▶ _Brief_
For the entries that follow, state how many lines include the word "value", giving the number and nothing else.
+-------+
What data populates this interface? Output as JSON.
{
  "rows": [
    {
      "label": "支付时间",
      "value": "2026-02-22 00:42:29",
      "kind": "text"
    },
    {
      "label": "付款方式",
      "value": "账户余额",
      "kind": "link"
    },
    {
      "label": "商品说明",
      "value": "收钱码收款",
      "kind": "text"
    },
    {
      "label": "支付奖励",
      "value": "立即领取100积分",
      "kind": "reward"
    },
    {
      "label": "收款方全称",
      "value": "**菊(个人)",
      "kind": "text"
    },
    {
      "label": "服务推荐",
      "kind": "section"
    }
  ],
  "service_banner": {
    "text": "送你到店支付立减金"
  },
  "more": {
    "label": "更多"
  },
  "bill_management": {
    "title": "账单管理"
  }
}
+-------+
▶ _Final result_
5